[Problem requirements]: Reproduce every line of the data below without changing a single character, but omit the pictures.

---- Records to process

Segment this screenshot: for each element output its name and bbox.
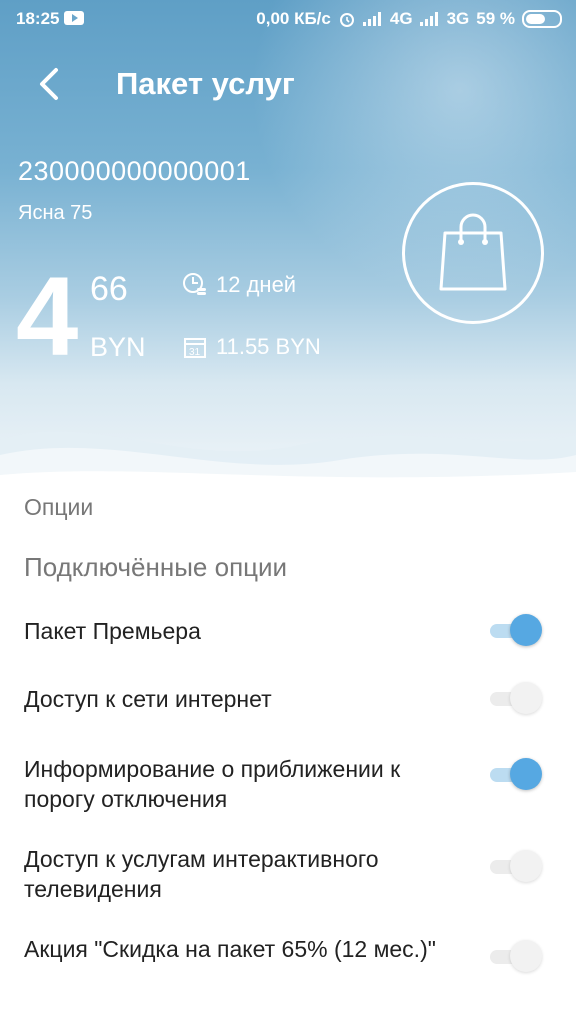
days-left-info: 12 дней: [182, 272, 296, 298]
shopping-bag-icon: [439, 213, 507, 291]
subscriber-name: Ясна 75: [18, 202, 93, 224]
battery-percent: 59 %: [476, 9, 515, 28]
balance-currency: BYN: [90, 332, 146, 362]
status-bar: 18:25 0,00 КБ/с 4G 3G 59 %: [0, 0, 576, 38]
account-number: 230000000000001: [18, 156, 251, 186]
option-toggle[interactable]: [490, 940, 542, 974]
signal-icon-2: [419, 12, 438, 26]
back-arrow-icon[interactable]: [34, 66, 70, 102]
page-title: Пакет услуг: [116, 66, 295, 101]
option-label: Пакет Премьера: [24, 618, 201, 644]
shopping-bag-badge: [402, 182, 544, 324]
option-row[interactable]: Акция "Скидка на пакет 65% (12 мес.)": [24, 934, 544, 972]
balance-fraction: 66: [90, 270, 128, 308]
monthly-fee-info: 31 11.55 BYN: [182, 334, 321, 360]
option-toggle[interactable]: [490, 682, 542, 716]
status-right: 0,00 КБ/с 4G 3G 59 %: [256, 9, 562, 29]
option-label: Информирование о приближении к порогу от…: [24, 756, 401, 812]
option-label: Акция "Скидка на пакет 65% (12 мес.)": [24, 936, 436, 962]
signal-icon-1: [362, 12, 381, 26]
alarm-icon: [339, 13, 354, 27]
option-toggle[interactable]: [490, 850, 542, 884]
battery-icon: [522, 10, 562, 28]
network-speed: 0,00 КБ/с: [256, 9, 331, 28]
days-left-text: 12 дней: [216, 272, 297, 297]
clock-coins-icon: [183, 273, 206, 295]
option-toggle[interactable]: [490, 614, 542, 648]
option-label: Доступ к услугам интерактивного телевиде…: [24, 846, 379, 902]
calendar-day: 31: [189, 347, 201, 358]
header-banner: 18:25 0,00 КБ/с 4G 3G 59 % Пакет услуг 2…: [0, 0, 576, 480]
wave-decoration: [0, 431, 576, 480]
network-type-1: 4G: [389, 9, 413, 28]
status-time: 18:25: [16, 9, 60, 28]
subsection-title: Подключённые опции: [24, 552, 288, 582]
calendar-icon: 31: [184, 338, 206, 358]
youtube-notification-icon: [64, 11, 84, 25]
balance-integer: 4: [16, 254, 79, 379]
option-row[interactable]: Информирование о приближении к порогу от…: [24, 754, 544, 814]
section-title: Опции: [24, 494, 94, 520]
monthly-fee-text: 11.55 BYN: [216, 334, 321, 359]
option-label: Доступ к сети интернет: [24, 686, 272, 712]
option-row[interactable]: Пакет Премьера: [24, 614, 544, 648]
option-toggle[interactable]: [490, 758, 542, 792]
option-row[interactable]: Доступ к услугам интерактивного телевиде…: [24, 844, 544, 904]
option-row[interactable]: Доступ к сети интернет: [24, 682, 544, 716]
network-type-2: 3G: [446, 9, 470, 28]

--------

[Final answer]:
Segment this screenshot: for each element output its name and bbox.
days-left-info: 12 дней: [182, 272, 296, 298]
shopping-bag-icon: [439, 213, 507, 291]
subscriber-name: Ясна 75: [18, 202, 93, 224]
battery-percent: 59 %: [476, 9, 515, 28]
balance-currency: BYN: [90, 332, 146, 362]
status-bar: 18:25 0,00 КБ/с 4G 3G 59 %: [0, 0, 576, 38]
account-number: 230000000000001: [18, 156, 251, 186]
option-toggle[interactable]: [490, 940, 542, 974]
signal-icon-2: [419, 12, 438, 26]
back-arrow-icon[interactable]: [34, 66, 70, 102]
page-title: Пакет услуг: [116, 66, 295, 101]
option-label: Пакет Премьера: [24, 618, 201, 644]
shopping-bag-badge: [402, 182, 544, 324]
option-row[interactable]: Акция "Скидка на пакет 65% (12 мес.)": [24, 934, 544, 972]
balance-fraction: 66: [90, 270, 128, 308]
monthly-fee-info: 31 11.55 BYN: [182, 334, 321, 360]
option-toggle[interactable]: [490, 682, 542, 716]
status-right: 0,00 КБ/с 4G 3G 59 %: [256, 9, 562, 29]
option-label: Информирование о приближении к порогу от…: [24, 756, 401, 812]
option-label: Акция "Скидка на пакет 65% (12 мес.)": [24, 936, 436, 962]
signal-icon-1: [362, 12, 381, 26]
alarm-icon: [339, 13, 354, 27]
option-toggle[interactable]: [490, 850, 542, 884]
battery-icon: [522, 10, 562, 28]
network-speed: 0,00 КБ/с: [256, 9, 331, 28]
days-left-text: 12 дней: [216, 272, 297, 297]
clock-coins-icon: [183, 273, 206, 295]
option-toggle[interactable]: [490, 614, 542, 648]
option-label: Доступ к услугам интерактивного телевиде…: [24, 846, 379, 902]
calendar-day: 31: [189, 347, 201, 358]
header-banner: 18:25 0,00 КБ/с 4G 3G 59 % Пакет услуг 2…: [0, 0, 576, 480]
wave-decoration: [0, 431, 576, 480]
network-type-1: 4G: [389, 9, 413, 28]
status-time: 18:25: [16, 9, 60, 28]
subsection-title: Подключённые опции: [24, 552, 288, 582]
calendar-icon: 31: [184, 338, 206, 358]
youtube-notification-icon: [64, 11, 84, 25]
balance-integer: 4: [16, 254, 79, 379]
option-row[interactable]: Информирование о приближении к порогу от…: [24, 754, 544, 814]
section-title: Опции: [24, 494, 94, 520]
monthly-fee-text: 11.55 BYN: [216, 334, 321, 359]
option-label: Доступ к сети интернет: [24, 686, 272, 712]
option-row[interactable]: Пакет Премьера: [24, 614, 544, 648]
option-toggle[interactable]: [490, 758, 542, 792]
option-row[interactable]: Доступ к услугам интерактивного телевиде…: [24, 844, 544, 904]
option-row[interactable]: Доступ к сети интернет: [24, 682, 544, 716]
network-type-2: 3G: [446, 9, 470, 28]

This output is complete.